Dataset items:
BEGIN

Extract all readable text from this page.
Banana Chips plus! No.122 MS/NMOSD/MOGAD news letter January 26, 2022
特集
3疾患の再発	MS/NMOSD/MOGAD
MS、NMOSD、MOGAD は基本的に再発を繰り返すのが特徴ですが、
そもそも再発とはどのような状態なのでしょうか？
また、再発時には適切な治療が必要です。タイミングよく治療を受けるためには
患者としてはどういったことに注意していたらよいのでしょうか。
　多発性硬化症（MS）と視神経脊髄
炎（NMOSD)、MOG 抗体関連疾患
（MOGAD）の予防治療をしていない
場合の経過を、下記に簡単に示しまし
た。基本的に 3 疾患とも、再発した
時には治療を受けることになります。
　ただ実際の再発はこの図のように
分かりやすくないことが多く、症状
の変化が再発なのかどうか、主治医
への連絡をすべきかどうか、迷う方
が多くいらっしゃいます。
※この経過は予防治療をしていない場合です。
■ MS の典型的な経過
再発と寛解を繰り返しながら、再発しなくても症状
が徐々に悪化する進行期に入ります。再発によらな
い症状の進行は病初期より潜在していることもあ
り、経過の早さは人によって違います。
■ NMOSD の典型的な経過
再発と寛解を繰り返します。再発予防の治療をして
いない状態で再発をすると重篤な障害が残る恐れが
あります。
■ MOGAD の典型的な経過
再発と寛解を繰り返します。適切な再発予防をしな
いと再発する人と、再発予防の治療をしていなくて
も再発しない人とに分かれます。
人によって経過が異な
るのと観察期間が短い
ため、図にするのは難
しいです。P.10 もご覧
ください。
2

END

# DESCRIPTION OF THE TASK
All of the entries must be quoted exactly; please include each one.

# FINISHED EXERCISE
Extract all readable text from this page.
Banana Chips plus! No.122 MS/NMOSD/MOGAD news letter January 26, 2022
特集
3疾患の再発	MS/NMOSD/MOGAD
MS、NMOSD、MOGAD は基本的に再発を繰り返すのが特徴ですが、
そもそも再発とはどのような状態なのでしょうか？
また、再発時には適切な治療が必要です。タイミングよく治療を受けるためには
患者としてはどういったことに注意していたらよいのでしょうか。
　多発性硬化症（MS）と視神経脊髄
炎（NMOSD)、MOG 抗体関連疾患
（MOGAD）の予防治療をしていない
場合の経過を、下記に簡単に示しまし
た。基本的に 3 疾患とも、再発した
時には治療を受けることになります。
　ただ実際の再発はこの図のように
分かりやすくないことが多く、症状
の変化が再発なのかどうか、主治医
への連絡をすべきかどうか、迷う方
が多くいらっしゃいます。
※この経過は予防治療をしていない場合です。
■ MS の典型的な経過
再発と寛解を繰り返しながら、再発しなくても症状
が徐々に悪化する進行期に入ります。再発によらな
い症状の進行は病初期より潜在していることもあ
り、経過の早さは人によって違います。
■ NMOSD の典型的な経過
再発と寛解を繰り返します。再発予防の治療をして
いない状態で再発をすると重篤な障害が残る恐れが
あります。
■ MOGAD の典型的な経過
再発と寛解を繰り返します。適切な再発予防をしな
いと再発する人と、再発予防の治療をしていなくて
も再発しない人とに分かれます。
人によって経過が異な
るのと観察期間が短い
ため、図にするのは難
しいです。P.10 もご覧
ください。
2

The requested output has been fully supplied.